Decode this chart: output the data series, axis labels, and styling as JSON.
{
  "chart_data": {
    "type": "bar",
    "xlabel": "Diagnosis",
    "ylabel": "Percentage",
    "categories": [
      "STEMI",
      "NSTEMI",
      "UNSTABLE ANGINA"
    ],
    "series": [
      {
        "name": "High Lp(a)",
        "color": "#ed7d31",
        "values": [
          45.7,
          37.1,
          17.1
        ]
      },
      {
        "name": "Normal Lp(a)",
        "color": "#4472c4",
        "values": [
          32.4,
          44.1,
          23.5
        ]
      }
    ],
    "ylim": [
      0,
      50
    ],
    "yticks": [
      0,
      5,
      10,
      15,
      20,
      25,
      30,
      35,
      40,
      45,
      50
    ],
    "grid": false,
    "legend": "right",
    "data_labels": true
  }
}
____
→ **Task statement**:
Give all the records again. Match them exactly.

→ **Solution**:
Decode this chart: output the data series, axis labels, and styling as JSON.
{
  "chart_data": {
    "type": "bar",
    "xlabel": "Diagnosis",
    "ylabel": "Percentage",
    "categories": [
      "STEMI",
      "NSTEMI",
      "UNSTABLE ANGINA"
    ],
    "series": [
      {
        "name": "High Lp(a)",
        "color": "#ed7d31",
        "values": [
          45.7,
          37.1,
          17.1
        ]
      },
      {
        "name": "Normal Lp(a)",
        "color": "#4472c4",
        "values": [
          32.4,
          44.1,
          23.5
        ]
      }
    ],
    "ylim": [
      0,
      50
    ],
    "yticks": [
      0,
      5,
      10,
      15,
      20,
      25,
      30,
      35,
      40,
      45,
      50
    ],
    "grid": false,
    "legend": "right",
    "data_labels": true
  }
}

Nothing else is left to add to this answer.